[Extracted records]
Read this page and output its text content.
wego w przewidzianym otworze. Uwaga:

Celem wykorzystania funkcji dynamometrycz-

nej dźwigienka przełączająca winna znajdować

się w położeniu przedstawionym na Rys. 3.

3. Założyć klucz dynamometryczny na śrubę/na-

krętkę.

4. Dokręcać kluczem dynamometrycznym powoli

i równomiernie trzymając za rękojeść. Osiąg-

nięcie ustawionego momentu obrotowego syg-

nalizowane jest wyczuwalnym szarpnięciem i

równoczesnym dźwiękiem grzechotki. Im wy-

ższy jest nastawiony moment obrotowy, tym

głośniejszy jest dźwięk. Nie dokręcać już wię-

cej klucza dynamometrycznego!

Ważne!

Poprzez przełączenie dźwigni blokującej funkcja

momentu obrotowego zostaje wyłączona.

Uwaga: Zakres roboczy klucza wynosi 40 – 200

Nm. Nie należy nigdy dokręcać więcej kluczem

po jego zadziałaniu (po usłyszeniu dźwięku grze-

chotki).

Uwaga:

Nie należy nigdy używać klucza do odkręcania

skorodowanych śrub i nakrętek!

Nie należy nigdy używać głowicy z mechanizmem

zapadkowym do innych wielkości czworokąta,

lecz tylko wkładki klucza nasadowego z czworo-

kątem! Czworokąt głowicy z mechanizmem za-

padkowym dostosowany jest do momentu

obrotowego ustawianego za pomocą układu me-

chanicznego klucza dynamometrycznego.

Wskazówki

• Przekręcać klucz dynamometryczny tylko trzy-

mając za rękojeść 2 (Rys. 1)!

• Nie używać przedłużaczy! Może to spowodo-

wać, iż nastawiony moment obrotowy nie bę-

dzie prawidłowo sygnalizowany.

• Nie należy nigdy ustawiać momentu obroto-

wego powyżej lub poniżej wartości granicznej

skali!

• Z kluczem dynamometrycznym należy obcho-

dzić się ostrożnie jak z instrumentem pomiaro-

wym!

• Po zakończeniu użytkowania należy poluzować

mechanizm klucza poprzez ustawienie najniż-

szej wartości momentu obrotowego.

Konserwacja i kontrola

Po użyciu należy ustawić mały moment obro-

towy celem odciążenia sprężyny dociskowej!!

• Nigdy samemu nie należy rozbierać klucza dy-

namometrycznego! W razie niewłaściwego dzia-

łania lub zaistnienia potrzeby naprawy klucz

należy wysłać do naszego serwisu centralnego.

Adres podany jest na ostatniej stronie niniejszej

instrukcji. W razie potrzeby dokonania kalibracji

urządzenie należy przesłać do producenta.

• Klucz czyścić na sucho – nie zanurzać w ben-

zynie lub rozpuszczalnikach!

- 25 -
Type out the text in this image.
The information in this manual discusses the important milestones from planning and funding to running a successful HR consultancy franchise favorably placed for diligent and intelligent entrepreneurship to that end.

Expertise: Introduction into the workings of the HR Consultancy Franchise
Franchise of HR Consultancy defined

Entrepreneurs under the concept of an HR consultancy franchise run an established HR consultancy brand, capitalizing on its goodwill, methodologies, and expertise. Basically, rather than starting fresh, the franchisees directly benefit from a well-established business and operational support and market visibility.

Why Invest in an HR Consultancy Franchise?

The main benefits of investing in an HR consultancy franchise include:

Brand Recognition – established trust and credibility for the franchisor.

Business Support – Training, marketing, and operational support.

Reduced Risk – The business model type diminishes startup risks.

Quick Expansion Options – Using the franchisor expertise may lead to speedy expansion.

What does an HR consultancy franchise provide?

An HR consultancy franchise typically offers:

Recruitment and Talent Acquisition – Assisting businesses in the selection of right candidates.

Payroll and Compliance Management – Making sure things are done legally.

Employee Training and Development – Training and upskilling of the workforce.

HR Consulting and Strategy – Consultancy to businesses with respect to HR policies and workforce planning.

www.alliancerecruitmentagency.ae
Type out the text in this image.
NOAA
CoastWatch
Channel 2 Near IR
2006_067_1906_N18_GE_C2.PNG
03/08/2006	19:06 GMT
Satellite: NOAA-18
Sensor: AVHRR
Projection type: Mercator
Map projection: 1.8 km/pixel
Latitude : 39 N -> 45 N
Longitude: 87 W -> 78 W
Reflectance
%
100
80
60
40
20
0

**TO BE DONE:** Only a number is wanted here: how many lines in the data above include the string "businesses"?

**OUTPUT:** 2